> [WHAT YOU WILL DO]
In this material, which lines include the string "utföras"? Show them.

> [RECORDS PROVIDED]
= = =

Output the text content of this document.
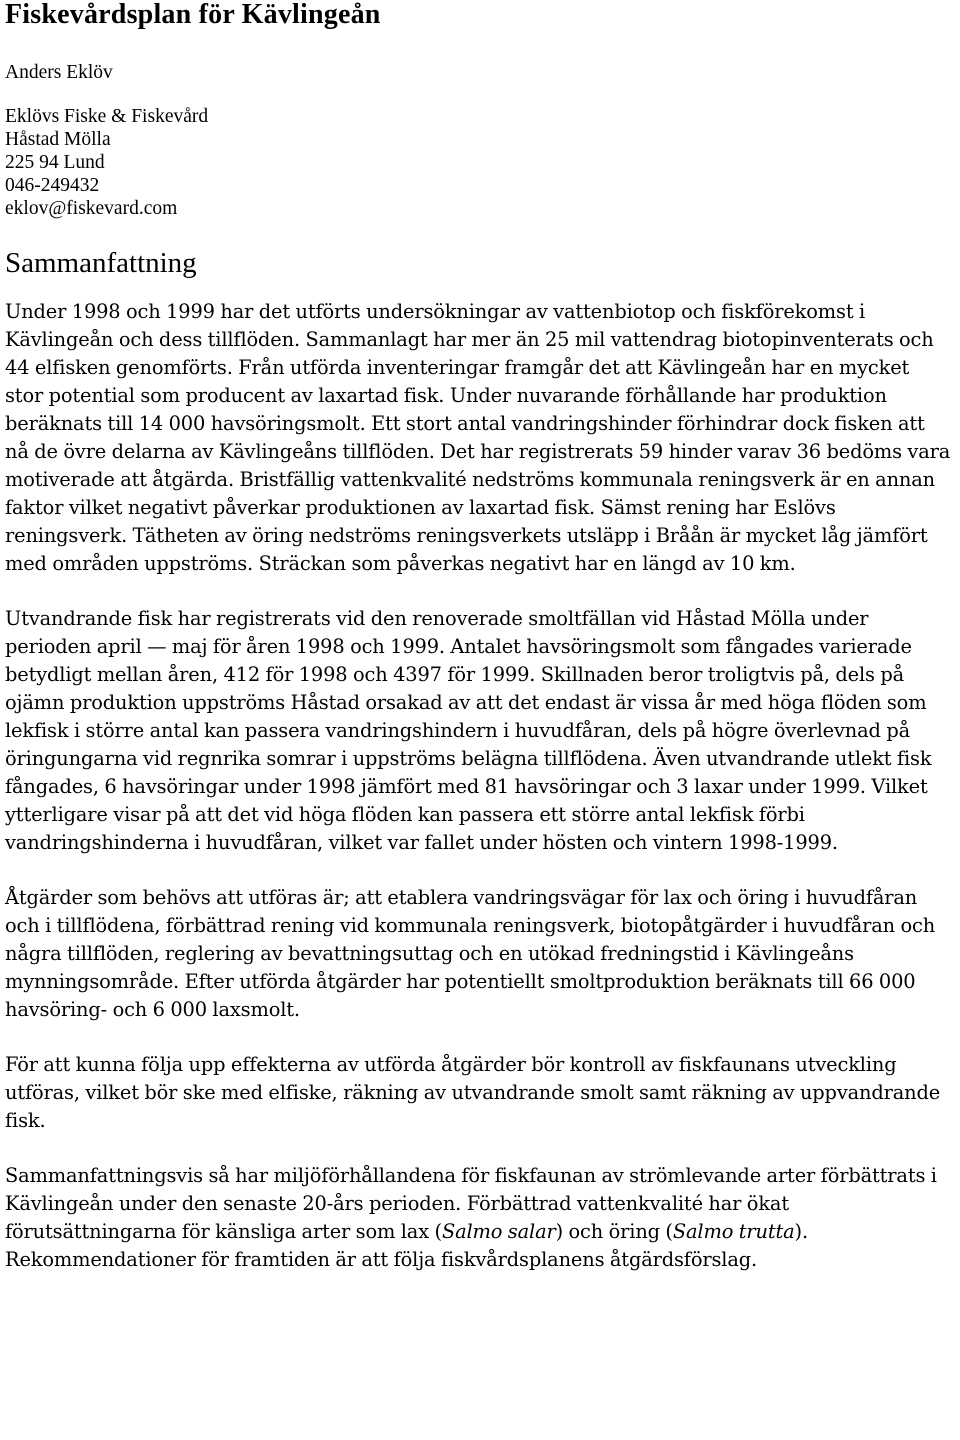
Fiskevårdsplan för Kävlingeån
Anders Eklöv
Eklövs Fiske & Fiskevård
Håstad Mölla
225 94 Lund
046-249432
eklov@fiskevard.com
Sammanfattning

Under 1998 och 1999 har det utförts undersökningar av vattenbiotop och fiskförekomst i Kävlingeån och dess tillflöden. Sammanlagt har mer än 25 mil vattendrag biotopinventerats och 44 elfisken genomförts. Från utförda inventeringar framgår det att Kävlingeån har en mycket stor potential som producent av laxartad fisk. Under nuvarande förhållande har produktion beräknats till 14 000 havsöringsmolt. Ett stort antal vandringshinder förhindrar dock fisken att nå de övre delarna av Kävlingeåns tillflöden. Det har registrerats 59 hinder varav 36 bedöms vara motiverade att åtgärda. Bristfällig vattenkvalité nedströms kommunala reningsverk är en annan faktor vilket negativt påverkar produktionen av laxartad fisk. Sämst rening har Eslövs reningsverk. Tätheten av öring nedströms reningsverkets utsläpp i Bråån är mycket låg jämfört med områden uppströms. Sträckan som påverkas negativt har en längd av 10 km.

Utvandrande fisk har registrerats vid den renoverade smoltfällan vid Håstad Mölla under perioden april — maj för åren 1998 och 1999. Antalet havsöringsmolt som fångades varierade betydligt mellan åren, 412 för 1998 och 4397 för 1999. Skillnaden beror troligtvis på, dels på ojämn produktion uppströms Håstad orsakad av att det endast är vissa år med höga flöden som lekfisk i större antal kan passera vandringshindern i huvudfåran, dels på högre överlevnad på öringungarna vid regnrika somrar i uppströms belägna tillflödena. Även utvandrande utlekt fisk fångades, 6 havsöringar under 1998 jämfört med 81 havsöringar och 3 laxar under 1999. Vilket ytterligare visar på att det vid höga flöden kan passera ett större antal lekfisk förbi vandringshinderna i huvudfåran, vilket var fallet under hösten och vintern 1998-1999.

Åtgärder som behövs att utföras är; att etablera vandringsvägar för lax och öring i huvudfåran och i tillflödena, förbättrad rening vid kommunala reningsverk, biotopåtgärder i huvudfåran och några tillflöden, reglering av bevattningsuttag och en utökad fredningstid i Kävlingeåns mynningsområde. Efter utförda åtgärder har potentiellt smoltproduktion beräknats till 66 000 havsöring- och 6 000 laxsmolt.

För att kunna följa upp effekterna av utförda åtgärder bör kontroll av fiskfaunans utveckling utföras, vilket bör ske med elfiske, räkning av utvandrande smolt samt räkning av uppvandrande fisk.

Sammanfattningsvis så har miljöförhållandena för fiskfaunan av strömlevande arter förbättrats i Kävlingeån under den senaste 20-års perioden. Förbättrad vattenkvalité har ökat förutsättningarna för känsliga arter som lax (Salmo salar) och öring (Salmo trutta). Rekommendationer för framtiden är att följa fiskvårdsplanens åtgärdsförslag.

= = =

> [REPLY]
Åtgärder som behövs att utföras är; att etablera vandringsvägar för lax och öring i huvudfåran och i tillflödena, förbättrad rening vid kommunala reningsverk, biotopåtgärder i huvudfåran och några tillflöden, reglering av bevattningsuttag och en utökad fredningstid i Kävlingeåns mynningsområde. Efter utförda åtgärder har potentiellt smoltproduktion beräknats till 66 000 havsöring- och 6 000 laxsmolt.
För att kunna följa upp effekterna av utförda åtgärder bör kontroll av fiskfaunans utveckling utföras, vilket bör ske med elfiske, räkning av utvandrande smolt samt räkning av uppvandrande fisk.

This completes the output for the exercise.